**Extracted data entries**
"""

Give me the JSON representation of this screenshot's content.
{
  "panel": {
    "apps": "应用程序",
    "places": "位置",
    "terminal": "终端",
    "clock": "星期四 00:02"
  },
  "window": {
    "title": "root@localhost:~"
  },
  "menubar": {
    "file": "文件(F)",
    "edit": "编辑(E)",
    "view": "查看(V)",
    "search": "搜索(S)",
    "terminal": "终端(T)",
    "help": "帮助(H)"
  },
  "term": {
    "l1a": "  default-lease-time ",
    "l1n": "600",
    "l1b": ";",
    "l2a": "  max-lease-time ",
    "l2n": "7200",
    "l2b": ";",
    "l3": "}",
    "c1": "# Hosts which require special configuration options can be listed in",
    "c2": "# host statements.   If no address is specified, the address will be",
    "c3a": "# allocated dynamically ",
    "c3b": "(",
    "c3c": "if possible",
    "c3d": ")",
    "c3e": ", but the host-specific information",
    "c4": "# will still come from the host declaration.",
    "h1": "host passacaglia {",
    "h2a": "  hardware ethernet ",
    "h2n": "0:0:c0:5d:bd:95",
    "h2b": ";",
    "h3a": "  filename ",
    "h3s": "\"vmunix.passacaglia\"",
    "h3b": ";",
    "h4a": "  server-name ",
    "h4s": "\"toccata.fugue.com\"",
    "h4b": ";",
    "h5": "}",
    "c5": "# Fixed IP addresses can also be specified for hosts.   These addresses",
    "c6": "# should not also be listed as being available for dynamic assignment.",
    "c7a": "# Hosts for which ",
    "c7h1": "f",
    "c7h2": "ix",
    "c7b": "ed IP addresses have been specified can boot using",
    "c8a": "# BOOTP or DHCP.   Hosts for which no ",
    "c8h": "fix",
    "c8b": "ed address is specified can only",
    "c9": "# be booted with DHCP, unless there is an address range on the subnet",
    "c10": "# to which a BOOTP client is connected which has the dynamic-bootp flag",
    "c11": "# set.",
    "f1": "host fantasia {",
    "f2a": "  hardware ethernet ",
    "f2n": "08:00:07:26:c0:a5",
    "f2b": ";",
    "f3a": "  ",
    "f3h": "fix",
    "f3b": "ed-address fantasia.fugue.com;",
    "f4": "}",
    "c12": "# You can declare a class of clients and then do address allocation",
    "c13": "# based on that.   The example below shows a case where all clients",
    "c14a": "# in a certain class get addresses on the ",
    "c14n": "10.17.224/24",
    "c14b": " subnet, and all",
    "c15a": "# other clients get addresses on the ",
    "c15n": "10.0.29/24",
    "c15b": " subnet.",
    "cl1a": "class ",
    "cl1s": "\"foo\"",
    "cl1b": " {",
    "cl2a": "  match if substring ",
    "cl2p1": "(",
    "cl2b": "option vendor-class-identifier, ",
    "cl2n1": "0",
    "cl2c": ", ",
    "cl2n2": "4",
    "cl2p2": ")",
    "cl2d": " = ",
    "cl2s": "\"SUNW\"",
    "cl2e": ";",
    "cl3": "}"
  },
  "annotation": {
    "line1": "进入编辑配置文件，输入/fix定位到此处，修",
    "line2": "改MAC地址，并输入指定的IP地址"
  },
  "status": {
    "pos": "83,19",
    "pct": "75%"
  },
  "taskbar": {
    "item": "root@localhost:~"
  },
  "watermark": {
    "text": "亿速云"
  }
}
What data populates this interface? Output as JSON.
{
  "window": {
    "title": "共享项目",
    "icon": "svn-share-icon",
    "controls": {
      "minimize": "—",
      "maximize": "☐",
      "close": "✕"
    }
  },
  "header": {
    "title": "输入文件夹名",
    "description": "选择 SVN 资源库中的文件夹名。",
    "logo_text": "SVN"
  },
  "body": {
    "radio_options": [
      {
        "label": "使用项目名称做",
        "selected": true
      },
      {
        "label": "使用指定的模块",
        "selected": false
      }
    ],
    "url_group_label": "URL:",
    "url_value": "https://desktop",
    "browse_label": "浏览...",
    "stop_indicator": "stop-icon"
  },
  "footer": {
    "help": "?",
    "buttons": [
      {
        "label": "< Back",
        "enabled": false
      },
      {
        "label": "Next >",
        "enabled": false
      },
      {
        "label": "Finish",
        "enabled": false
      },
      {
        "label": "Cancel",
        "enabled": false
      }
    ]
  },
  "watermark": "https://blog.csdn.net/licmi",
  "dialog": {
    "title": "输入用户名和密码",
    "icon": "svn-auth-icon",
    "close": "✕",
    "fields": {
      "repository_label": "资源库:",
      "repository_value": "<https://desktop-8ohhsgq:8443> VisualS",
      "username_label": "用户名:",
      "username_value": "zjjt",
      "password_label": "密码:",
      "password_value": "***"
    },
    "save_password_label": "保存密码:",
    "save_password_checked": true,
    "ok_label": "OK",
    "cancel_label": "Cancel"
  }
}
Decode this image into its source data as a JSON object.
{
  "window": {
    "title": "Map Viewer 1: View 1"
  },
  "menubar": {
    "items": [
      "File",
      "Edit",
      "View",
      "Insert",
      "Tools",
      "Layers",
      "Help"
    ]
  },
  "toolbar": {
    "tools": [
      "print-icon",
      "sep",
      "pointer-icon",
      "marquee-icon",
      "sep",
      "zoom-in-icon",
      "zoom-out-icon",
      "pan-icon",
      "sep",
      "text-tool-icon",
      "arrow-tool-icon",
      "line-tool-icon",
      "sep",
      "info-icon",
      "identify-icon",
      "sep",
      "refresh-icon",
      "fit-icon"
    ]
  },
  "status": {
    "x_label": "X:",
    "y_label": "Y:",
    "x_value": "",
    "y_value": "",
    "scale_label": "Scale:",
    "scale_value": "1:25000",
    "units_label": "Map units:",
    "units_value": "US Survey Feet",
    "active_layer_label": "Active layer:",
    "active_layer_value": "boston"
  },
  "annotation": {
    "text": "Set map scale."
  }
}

"""
"""

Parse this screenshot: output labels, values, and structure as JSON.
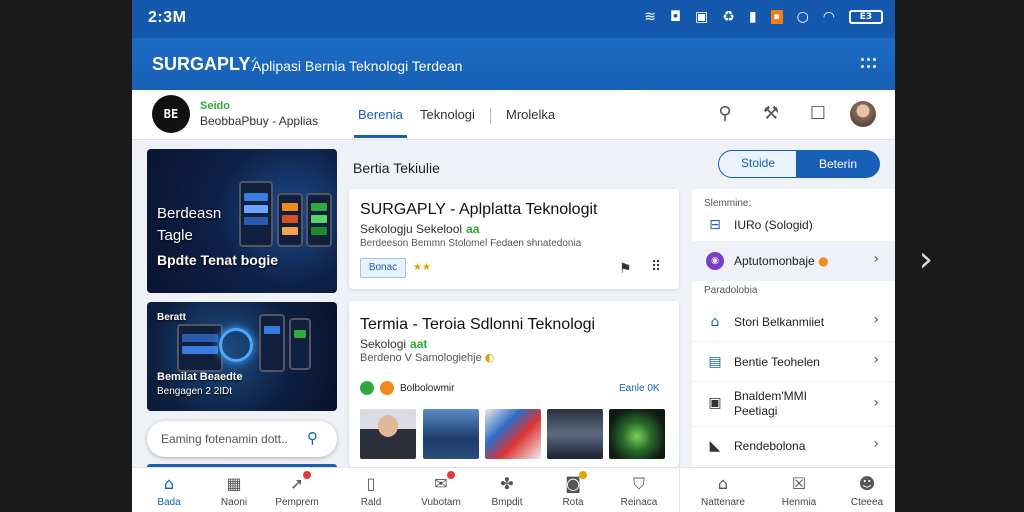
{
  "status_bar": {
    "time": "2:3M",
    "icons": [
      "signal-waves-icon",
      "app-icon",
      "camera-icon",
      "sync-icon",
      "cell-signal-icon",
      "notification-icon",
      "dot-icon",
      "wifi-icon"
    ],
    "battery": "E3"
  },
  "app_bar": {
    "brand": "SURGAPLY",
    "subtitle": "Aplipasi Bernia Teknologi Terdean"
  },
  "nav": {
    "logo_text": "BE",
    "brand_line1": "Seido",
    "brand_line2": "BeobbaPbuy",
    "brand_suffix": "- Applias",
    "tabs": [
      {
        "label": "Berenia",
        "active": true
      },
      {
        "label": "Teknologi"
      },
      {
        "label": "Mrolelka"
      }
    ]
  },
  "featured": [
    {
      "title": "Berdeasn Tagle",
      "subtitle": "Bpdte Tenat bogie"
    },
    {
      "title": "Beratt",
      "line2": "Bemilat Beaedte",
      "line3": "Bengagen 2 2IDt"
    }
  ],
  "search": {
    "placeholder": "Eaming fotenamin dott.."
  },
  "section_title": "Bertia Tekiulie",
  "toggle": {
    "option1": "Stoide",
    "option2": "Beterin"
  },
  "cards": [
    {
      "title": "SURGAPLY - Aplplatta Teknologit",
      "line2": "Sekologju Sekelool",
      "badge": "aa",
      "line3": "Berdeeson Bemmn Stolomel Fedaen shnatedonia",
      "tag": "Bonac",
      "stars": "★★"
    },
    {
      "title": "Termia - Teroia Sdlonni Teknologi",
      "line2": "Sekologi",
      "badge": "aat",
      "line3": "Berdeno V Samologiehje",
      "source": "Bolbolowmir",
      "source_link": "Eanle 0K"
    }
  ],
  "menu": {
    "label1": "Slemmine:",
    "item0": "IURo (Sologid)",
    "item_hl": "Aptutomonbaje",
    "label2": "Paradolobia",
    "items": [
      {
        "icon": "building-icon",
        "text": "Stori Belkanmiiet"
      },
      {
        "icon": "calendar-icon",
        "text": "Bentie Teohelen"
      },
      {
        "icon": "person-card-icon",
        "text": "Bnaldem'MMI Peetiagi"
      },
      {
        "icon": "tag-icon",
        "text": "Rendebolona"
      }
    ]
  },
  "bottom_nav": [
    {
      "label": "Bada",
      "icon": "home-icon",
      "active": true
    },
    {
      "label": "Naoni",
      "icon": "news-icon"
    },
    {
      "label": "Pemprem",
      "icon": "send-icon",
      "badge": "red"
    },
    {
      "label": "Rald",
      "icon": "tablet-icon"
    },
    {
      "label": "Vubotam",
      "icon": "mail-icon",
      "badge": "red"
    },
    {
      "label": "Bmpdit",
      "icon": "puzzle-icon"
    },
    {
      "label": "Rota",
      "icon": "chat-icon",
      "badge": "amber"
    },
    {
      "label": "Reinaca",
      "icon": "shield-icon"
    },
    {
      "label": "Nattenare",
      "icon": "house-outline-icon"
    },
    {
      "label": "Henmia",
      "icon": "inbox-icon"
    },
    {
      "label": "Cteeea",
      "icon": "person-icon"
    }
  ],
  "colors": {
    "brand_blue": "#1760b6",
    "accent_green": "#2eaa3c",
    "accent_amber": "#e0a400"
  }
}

"""
"""

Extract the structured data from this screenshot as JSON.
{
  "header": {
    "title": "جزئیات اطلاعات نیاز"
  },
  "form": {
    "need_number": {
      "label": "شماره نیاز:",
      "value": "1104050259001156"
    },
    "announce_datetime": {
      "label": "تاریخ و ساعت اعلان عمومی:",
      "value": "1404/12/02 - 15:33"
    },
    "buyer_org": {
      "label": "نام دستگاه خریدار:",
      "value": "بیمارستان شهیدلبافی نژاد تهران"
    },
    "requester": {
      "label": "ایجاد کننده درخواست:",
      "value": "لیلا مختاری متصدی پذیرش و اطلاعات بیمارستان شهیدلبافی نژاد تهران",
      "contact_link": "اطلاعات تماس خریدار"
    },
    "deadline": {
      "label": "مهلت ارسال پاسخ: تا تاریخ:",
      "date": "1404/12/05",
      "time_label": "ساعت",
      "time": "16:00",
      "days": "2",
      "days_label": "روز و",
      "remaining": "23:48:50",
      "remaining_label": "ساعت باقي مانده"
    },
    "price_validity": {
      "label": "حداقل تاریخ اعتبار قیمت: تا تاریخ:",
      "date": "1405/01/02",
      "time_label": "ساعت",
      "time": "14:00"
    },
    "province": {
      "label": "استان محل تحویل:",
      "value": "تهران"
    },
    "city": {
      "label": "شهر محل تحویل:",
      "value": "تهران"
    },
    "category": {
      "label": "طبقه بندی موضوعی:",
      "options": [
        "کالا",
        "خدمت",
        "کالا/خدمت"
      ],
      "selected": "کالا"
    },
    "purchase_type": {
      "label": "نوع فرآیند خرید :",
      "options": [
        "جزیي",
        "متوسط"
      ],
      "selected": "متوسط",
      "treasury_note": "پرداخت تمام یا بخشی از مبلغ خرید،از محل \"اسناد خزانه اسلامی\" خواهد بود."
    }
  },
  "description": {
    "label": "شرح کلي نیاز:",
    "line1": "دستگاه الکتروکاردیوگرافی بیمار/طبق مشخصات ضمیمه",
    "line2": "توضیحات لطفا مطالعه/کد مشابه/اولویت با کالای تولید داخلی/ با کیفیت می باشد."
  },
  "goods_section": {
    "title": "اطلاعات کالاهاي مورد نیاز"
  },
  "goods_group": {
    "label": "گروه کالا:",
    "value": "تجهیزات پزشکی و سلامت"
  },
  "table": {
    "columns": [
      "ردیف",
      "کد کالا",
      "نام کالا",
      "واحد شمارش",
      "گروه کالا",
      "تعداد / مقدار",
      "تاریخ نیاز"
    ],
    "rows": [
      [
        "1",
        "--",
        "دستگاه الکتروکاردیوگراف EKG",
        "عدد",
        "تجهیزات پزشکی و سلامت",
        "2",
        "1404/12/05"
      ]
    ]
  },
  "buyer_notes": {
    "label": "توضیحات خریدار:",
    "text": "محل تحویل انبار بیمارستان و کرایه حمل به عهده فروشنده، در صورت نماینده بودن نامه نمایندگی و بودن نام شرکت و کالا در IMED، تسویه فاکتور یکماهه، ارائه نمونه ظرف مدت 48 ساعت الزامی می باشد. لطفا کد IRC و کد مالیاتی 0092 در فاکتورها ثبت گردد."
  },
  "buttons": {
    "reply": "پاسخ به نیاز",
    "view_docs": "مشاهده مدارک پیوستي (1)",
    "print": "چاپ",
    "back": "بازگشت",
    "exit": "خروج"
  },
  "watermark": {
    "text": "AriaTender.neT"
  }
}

"""

**Exercise description**
Using the listing above, say how many of its lines contain the string "root", giving nothing but the figure.

**Solved exercise**
2